§ Set task
Transcribe each entry below exactly. Pictures do not go in the copy.

======== The data ========

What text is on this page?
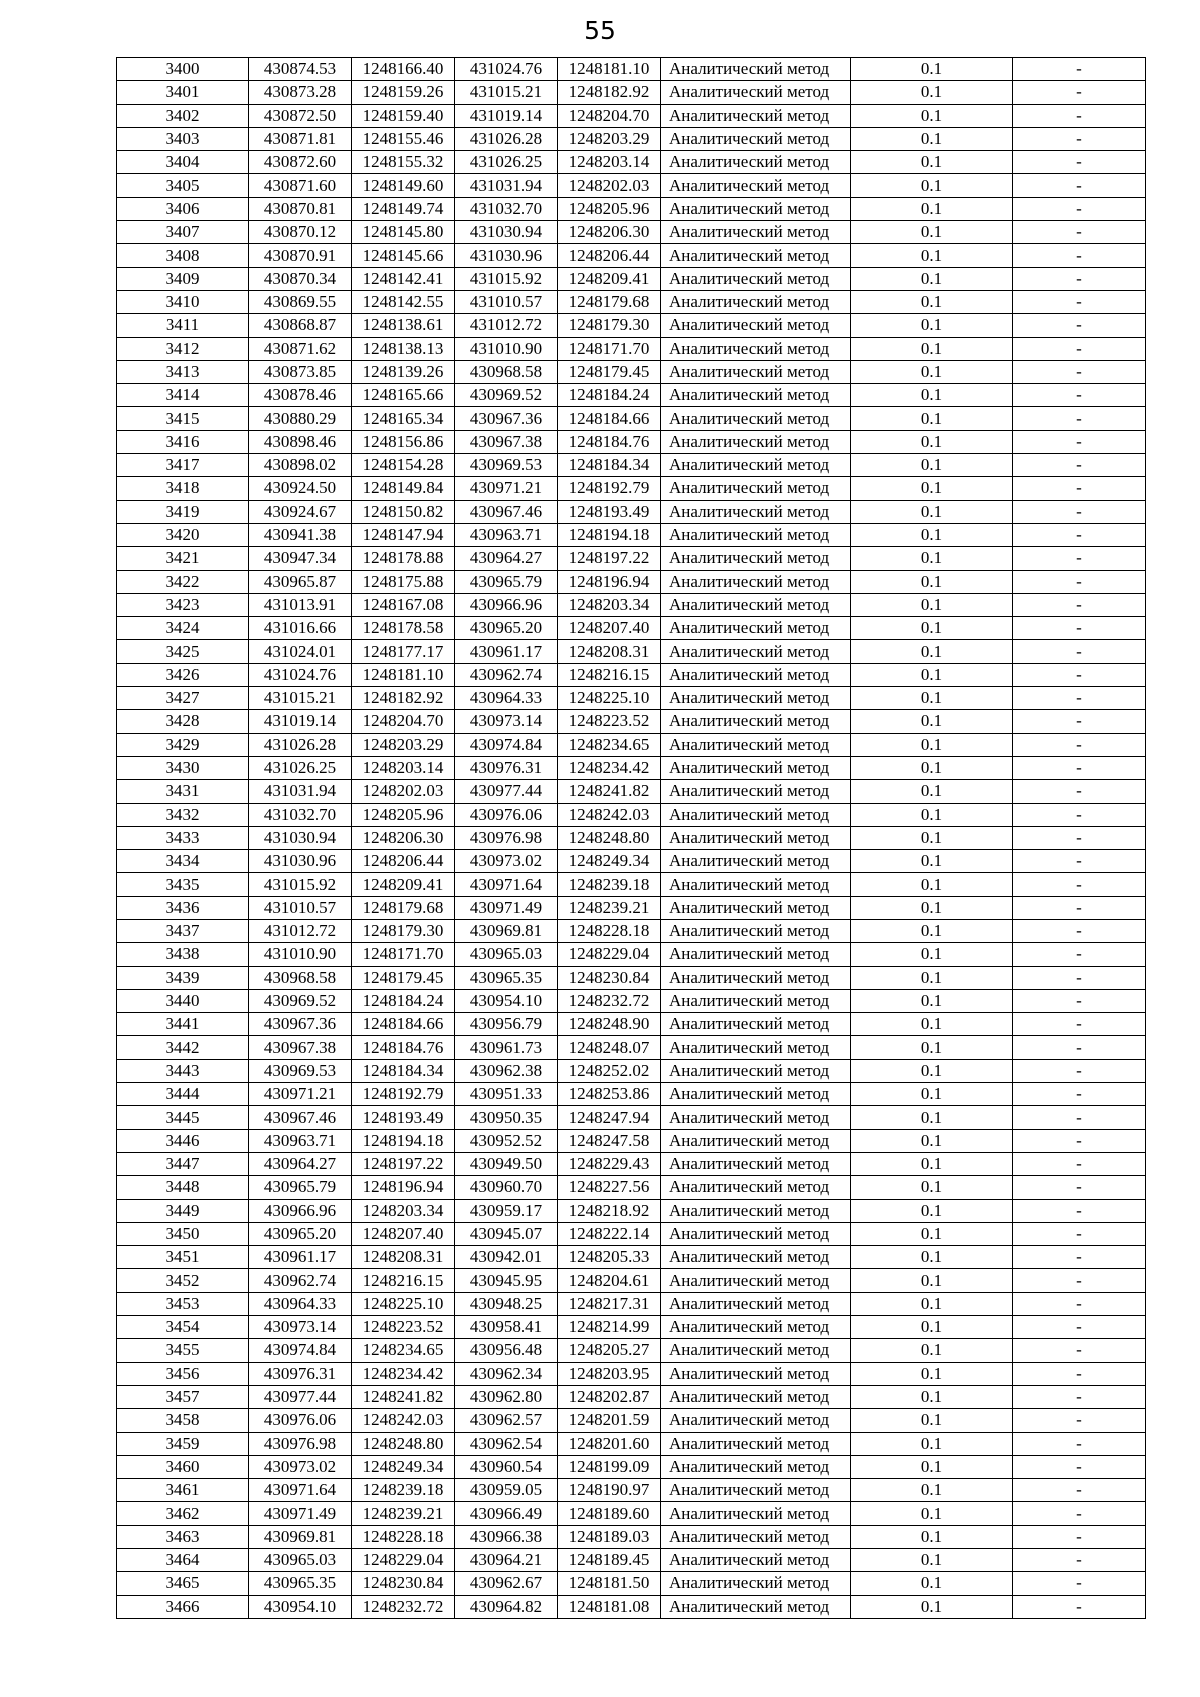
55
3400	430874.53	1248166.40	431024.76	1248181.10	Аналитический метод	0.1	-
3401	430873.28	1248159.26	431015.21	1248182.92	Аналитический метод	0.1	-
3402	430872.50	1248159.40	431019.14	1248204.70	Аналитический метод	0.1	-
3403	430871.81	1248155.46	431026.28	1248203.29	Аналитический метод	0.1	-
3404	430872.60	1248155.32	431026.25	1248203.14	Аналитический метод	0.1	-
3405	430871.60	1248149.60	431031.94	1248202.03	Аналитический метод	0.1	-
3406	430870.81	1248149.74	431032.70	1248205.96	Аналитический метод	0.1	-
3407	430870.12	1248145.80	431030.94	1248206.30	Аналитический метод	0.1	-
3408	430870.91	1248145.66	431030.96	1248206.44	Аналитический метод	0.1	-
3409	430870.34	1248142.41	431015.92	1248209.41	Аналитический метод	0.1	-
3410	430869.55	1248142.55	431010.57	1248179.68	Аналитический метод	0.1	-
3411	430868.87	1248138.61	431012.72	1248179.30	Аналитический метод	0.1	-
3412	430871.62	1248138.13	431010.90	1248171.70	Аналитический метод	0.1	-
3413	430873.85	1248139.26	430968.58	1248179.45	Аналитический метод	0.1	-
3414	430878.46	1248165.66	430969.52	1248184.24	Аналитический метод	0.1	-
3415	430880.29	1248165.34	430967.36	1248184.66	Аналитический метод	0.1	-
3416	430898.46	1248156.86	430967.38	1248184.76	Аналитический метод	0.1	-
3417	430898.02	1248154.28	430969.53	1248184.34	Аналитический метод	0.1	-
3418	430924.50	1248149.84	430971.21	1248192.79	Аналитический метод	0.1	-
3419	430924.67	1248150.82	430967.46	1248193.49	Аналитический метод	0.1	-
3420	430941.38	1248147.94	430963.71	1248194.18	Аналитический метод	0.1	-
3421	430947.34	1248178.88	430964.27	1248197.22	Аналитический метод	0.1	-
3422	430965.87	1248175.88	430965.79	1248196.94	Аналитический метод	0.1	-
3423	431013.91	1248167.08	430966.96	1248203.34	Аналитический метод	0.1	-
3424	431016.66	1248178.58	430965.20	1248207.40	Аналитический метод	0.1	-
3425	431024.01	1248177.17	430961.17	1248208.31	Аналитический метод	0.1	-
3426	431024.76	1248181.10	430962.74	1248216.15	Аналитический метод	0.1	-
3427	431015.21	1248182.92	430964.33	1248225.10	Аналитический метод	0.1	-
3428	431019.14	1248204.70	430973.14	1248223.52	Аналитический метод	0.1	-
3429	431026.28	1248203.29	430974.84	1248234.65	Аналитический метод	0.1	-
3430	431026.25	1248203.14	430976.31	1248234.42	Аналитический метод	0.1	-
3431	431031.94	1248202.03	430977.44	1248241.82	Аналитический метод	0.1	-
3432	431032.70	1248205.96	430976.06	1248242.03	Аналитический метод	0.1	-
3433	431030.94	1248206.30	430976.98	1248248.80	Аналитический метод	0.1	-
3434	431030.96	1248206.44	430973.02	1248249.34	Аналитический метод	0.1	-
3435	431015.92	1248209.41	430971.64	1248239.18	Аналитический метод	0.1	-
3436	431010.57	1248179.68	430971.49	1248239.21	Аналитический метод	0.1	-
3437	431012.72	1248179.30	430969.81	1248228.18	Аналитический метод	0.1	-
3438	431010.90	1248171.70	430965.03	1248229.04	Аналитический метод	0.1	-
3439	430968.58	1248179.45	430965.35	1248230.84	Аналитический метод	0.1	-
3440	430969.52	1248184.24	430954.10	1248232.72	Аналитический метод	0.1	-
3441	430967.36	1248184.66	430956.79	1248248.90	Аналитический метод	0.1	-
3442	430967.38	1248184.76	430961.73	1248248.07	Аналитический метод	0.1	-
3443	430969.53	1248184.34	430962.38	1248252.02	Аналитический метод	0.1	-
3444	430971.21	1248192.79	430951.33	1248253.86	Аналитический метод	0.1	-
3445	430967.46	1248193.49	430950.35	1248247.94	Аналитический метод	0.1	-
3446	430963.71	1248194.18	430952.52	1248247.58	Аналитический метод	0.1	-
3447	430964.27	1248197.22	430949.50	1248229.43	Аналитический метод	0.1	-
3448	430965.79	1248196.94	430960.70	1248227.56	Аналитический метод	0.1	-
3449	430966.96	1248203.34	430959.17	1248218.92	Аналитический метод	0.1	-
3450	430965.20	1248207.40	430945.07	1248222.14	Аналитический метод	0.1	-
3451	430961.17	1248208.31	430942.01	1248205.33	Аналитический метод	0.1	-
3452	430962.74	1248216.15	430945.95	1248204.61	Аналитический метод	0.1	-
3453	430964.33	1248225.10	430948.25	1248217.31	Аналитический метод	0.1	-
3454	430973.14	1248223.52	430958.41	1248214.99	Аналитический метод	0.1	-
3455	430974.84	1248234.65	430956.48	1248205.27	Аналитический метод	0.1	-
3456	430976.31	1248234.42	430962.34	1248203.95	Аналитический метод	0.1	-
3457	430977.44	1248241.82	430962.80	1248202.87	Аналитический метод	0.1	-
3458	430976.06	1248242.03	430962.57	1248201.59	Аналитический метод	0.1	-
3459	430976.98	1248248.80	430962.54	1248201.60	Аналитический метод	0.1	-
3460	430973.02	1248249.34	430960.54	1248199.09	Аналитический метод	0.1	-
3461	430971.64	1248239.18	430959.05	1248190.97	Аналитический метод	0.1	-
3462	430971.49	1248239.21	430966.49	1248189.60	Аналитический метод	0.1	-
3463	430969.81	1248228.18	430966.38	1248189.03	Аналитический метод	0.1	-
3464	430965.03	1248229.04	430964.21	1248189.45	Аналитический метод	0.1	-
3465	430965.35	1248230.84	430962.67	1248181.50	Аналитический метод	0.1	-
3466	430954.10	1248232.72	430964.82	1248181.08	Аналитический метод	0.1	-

========

§ Task response
What text is on this page?
55
3400	430874.53	1248166.40	431024.76	1248181.10	Аналитический метод	0.1	-
3401	430873.28	1248159.26	431015.21	1248182.92	Аналитический метод	0.1	-
3402	430872.50	1248159.40	431019.14	1248204.70	Аналитический метод	0.1	-
3403	430871.81	1248155.46	431026.28	1248203.29	Аналитический метод	0.1	-
3404	430872.60	1248155.32	431026.25	1248203.14	Аналитический метод	0.1	-
3405	430871.60	1248149.60	431031.94	1248202.03	Аналитический метод	0.1	-
3406	430870.81	1248149.74	431032.70	1248205.96	Аналитический метод	0.1	-
3407	430870.12	1248145.80	431030.94	1248206.30	Аналитический метод	0.1	-
3408	430870.91	1248145.66	431030.96	1248206.44	Аналитический метод	0.1	-
3409	430870.34	1248142.41	431015.92	1248209.41	Аналитический метод	0.1	-
3410	430869.55	1248142.55	431010.57	1248179.68	Аналитический метод	0.1	-
3411	430868.87	1248138.61	431012.72	1248179.30	Аналитический метод	0.1	-
3412	430871.62	1248138.13	431010.90	1248171.70	Аналитический метод	0.1	-
3413	430873.85	1248139.26	430968.58	1248179.45	Аналитический метод	0.1	-
3414	430878.46	1248165.66	430969.52	1248184.24	Аналитический метод	0.1	-
3415	430880.29	1248165.34	430967.36	1248184.66	Аналитический метод	0.1	-
3416	430898.46	1248156.86	430967.38	1248184.76	Аналитический метод	0.1	-
3417	430898.02	1248154.28	430969.53	1248184.34	Аналитический метод	0.1	-
3418	430924.50	1248149.84	430971.21	1248192.79	Аналитический метод	0.1	-
3419	430924.67	1248150.82	430967.46	1248193.49	Аналитический метод	0.1	-
3420	430941.38	1248147.94	430963.71	1248194.18	Аналитический метод	0.1	-
3421	430947.34	1248178.88	430964.27	1248197.22	Аналитический метод	0.1	-
3422	430965.87	1248175.88	430965.79	1248196.94	Аналитический метод	0.1	-
3423	431013.91	1248167.08	430966.96	1248203.34	Аналитический метод	0.1	-
3424	431016.66	1248178.58	430965.20	1248207.40	Аналитический метод	0.1	-
3425	431024.01	1248177.17	430961.17	1248208.31	Аналитический метод	0.1	-
3426	431024.76	1248181.10	430962.74	1248216.15	Аналитический метод	0.1	-
3427	431015.21	1248182.92	430964.33	1248225.10	Аналитический метод	0.1	-
3428	431019.14	1248204.70	430973.14	1248223.52	Аналитический метод	0.1	-
3429	431026.28	1248203.29	430974.84	1248234.65	Аналитический метод	0.1	-
3430	431026.25	1248203.14	430976.31	1248234.42	Аналитический метод	0.1	-
3431	431031.94	1248202.03	430977.44	1248241.82	Аналитический метод	0.1	-
3432	431032.70	1248205.96	430976.06	1248242.03	Аналитический метод	0.1	-
3433	431030.94	1248206.30	430976.98	1248248.80	Аналитический метод	0.1	-
3434	431030.96	1248206.44	430973.02	1248249.34	Аналитический метод	0.1	-
3435	431015.92	1248209.41	430971.64	1248239.18	Аналитический метод	0.1	-
3436	431010.57	1248179.68	430971.49	1248239.21	Аналитический метод	0.1	-
3437	431012.72	1248179.30	430969.81	1248228.18	Аналитический метод	0.1	-
3438	431010.90	1248171.70	430965.03	1248229.04	Аналитический метод	0.1	-
3439	430968.58	1248179.45	430965.35	1248230.84	Аналитический метод	0.1	-
3440	430969.52	1248184.24	430954.10	1248232.72	Аналитический метод	0.1	-
3441	430967.36	1248184.66	430956.79	1248248.90	Аналитический метод	0.1	-
3442	430967.38	1248184.76	430961.73	1248248.07	Аналитический метод	0.1	-
3443	430969.53	1248184.34	430962.38	1248252.02	Аналитический метод	0.1	-
3444	430971.21	1248192.79	430951.33	1248253.86	Аналитический метод	0.1	-
3445	430967.46	1248193.49	430950.35	1248247.94	Аналитический метод	0.1	-
3446	430963.71	1248194.18	430952.52	1248247.58	Аналитический метод	0.1	-
3447	430964.27	1248197.22	430949.50	1248229.43	Аналитический метод	0.1	-
3448	430965.79	1248196.94	430960.70	1248227.56	Аналитический метод	0.1	-
3449	430966.96	1248203.34	430959.17	1248218.92	Аналитический метод	0.1	-
3450	430965.20	1248207.40	430945.07	1248222.14	Аналитический метод	0.1	-
3451	430961.17	1248208.31	430942.01	1248205.33	Аналитический метод	0.1	-
3452	430962.74	1248216.15	430945.95	1248204.61	Аналитический метод	0.1	-
3453	430964.33	1248225.10	430948.25	1248217.31	Аналитический метод	0.1	-
3454	430973.14	1248223.52	430958.41	1248214.99	Аналитический метод	0.1	-
3455	430974.84	1248234.65	430956.48	1248205.27	Аналитический метод	0.1	-
3456	430976.31	1248234.42	430962.34	1248203.95	Аналитический метод	0.1	-
3457	430977.44	1248241.82	430962.80	1248202.87	Аналитический метод	0.1	-
3458	430976.06	1248242.03	430962.57	1248201.59	Аналитический метод	0.1	-
3459	430976.98	1248248.80	430962.54	1248201.60	Аналитический метод	0.1	-
3460	430973.02	1248249.34	430960.54	1248199.09	Аналитический метод	0.1	-
3461	430971.64	1248239.18	430959.05	1248190.97	Аналитический метод	0.1	-
3462	430971.49	1248239.21	430966.49	1248189.60	Аналитический метод	0.1	-
3463	430969.81	1248228.18	430966.38	1248189.03	Аналитический метод	0.1	-
3464	430965.03	1248229.04	430964.21	1248189.45	Аналитический метод	0.1	-
3465	430965.35	1248230.84	430962.67	1248181.50	Аналитический метод	0.1	-
3466	430954.10	1248232.72	430964.82	1248181.08	Аналитический метод	0.1	-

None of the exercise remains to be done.